» TO DO:
Count how many lines below contain the word "самоуправления", then give that number alone.
>> Begin SOURCE DATA
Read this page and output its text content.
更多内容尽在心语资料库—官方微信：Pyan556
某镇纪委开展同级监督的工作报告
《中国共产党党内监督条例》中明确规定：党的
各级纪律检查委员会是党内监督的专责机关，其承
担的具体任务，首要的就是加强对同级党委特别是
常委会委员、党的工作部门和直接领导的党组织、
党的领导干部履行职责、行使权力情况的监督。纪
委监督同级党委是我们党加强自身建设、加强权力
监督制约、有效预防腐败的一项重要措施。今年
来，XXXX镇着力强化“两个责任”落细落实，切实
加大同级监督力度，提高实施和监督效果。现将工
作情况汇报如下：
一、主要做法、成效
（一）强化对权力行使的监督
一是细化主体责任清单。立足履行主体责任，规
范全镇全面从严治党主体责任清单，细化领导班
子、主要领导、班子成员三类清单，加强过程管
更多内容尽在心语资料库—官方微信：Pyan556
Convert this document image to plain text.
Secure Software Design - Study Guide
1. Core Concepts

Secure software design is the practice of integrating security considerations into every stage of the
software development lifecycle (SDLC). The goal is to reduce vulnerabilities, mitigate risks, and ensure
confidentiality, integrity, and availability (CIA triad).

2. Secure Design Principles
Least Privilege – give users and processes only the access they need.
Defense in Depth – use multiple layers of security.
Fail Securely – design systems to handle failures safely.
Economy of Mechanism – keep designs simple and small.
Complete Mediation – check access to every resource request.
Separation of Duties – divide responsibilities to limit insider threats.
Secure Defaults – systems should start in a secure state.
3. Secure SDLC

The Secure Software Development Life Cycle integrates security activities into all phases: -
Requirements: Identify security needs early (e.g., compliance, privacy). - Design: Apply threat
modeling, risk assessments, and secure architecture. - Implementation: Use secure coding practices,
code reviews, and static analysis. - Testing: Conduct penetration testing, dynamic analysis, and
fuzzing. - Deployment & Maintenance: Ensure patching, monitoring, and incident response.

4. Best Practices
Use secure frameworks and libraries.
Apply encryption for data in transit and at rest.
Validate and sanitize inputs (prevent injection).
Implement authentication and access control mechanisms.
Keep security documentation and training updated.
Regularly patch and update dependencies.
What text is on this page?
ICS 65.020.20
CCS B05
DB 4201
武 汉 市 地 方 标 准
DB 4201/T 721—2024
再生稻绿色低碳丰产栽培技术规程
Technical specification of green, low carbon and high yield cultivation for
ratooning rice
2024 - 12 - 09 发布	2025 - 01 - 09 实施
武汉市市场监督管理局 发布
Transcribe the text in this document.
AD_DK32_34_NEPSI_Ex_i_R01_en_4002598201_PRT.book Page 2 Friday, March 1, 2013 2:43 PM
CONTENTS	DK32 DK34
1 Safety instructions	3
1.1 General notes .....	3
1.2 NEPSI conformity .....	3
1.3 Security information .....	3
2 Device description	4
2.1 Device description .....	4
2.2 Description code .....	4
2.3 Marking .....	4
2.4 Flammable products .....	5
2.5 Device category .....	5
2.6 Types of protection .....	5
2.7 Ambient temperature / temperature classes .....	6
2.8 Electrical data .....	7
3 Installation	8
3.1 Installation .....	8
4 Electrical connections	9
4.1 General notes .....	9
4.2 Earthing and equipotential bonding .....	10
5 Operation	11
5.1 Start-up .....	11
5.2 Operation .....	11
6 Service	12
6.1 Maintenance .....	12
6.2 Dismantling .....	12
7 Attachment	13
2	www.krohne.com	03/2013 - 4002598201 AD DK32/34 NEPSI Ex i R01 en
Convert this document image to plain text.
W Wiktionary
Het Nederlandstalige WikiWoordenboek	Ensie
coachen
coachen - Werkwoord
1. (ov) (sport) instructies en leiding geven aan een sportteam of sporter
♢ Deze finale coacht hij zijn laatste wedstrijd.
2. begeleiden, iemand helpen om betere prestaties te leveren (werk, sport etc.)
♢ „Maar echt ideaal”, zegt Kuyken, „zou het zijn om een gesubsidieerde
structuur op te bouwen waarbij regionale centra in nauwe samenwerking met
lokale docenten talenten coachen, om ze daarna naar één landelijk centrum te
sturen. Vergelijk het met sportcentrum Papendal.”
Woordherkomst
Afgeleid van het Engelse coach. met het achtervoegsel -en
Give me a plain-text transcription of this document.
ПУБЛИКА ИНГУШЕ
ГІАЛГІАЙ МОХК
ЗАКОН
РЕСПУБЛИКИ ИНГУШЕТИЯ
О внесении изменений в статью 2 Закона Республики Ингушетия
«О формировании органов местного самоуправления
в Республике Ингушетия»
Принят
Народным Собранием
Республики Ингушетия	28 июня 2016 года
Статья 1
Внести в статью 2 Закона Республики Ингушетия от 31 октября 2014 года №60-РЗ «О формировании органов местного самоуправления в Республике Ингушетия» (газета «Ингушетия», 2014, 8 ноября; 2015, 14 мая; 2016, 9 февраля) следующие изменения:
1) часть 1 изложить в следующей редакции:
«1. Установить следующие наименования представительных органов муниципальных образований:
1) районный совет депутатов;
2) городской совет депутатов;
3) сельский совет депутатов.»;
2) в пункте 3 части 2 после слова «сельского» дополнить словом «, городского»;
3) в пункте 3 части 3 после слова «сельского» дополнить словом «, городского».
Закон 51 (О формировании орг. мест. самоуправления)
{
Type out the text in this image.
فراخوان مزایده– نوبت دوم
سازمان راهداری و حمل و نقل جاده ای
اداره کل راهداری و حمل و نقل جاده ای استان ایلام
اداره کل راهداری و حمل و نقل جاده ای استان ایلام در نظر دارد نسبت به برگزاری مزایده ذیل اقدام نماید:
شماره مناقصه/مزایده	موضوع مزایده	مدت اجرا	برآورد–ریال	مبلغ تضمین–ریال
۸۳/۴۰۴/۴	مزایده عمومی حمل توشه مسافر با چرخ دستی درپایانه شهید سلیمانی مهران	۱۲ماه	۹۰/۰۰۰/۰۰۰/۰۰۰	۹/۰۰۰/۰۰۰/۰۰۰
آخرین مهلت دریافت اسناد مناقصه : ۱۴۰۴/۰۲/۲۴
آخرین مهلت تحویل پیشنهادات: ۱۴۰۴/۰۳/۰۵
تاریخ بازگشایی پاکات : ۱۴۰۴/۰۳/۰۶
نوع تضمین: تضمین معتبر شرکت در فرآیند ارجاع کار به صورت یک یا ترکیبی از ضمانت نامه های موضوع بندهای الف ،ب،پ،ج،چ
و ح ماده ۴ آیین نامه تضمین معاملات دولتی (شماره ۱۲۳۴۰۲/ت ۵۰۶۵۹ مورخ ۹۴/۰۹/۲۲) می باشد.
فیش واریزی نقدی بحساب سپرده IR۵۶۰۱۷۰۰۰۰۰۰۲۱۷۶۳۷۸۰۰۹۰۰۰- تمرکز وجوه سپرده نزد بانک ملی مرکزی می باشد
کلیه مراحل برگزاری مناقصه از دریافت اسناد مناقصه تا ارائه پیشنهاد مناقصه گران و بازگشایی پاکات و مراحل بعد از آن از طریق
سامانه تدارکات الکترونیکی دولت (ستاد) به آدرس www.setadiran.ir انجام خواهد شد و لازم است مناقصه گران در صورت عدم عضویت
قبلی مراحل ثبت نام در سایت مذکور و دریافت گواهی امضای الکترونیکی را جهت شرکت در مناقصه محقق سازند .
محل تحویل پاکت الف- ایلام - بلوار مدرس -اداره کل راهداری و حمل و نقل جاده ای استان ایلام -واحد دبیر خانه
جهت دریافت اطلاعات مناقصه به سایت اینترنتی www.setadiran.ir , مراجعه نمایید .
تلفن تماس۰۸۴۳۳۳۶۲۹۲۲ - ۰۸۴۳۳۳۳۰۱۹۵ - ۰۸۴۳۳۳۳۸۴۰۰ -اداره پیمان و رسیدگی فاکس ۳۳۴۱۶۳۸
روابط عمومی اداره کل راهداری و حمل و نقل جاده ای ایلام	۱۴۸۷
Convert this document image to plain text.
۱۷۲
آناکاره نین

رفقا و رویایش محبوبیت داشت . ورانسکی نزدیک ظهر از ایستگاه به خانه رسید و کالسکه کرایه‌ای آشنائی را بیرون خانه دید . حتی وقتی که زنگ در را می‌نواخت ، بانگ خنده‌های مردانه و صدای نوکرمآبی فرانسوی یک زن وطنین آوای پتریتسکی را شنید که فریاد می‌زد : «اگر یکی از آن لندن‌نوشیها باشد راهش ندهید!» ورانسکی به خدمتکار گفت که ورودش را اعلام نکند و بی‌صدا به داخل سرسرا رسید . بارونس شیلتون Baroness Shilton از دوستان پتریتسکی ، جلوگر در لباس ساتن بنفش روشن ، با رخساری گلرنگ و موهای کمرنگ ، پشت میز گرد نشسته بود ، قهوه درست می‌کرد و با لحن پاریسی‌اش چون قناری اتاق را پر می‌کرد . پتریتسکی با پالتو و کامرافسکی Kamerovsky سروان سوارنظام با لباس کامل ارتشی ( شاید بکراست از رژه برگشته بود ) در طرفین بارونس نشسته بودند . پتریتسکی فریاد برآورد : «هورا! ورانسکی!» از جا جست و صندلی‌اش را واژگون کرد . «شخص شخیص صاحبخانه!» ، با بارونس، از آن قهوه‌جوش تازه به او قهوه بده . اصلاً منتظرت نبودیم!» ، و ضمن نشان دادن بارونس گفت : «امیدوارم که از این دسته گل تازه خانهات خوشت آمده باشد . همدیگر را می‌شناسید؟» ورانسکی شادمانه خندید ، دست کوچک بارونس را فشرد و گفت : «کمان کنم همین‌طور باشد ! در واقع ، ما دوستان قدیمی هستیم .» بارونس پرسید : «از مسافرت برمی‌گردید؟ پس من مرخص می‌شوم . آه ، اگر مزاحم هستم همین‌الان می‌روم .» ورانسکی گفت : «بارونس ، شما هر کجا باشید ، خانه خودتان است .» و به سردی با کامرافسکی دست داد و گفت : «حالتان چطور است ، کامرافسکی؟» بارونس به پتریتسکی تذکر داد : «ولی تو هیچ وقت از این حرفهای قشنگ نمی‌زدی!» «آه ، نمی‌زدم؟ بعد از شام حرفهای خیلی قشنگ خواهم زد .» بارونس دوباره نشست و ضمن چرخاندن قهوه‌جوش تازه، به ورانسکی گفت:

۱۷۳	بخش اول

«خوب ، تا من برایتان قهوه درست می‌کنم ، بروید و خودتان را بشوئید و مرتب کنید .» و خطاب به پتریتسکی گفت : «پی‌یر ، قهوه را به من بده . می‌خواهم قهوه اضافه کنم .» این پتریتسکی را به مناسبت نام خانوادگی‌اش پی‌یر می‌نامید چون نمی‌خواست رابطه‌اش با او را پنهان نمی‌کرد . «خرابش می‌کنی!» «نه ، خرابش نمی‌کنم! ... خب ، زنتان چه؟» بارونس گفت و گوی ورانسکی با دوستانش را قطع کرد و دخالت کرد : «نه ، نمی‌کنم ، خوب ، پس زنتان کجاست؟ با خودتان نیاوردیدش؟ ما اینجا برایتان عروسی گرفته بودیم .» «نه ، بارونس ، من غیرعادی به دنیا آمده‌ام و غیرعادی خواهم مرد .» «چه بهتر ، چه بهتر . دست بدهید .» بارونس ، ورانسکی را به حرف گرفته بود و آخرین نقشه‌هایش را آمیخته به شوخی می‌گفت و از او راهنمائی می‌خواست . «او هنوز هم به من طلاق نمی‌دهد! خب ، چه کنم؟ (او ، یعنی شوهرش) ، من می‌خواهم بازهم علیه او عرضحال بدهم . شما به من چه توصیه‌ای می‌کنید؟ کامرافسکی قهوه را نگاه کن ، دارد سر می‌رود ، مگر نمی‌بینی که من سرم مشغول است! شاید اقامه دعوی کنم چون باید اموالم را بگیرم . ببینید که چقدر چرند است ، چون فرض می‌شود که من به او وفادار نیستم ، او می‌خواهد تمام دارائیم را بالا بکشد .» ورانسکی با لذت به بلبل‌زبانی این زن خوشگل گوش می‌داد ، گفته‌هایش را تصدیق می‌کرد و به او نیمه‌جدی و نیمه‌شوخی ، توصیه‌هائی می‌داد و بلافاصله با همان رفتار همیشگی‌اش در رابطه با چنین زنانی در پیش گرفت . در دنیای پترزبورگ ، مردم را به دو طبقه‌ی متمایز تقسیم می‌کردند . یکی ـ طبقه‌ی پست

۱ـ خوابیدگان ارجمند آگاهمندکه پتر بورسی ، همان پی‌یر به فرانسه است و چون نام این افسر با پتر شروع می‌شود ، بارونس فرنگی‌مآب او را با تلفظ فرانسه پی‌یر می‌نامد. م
>> End SOURCE DATA
» RIGHT ANSWER:
3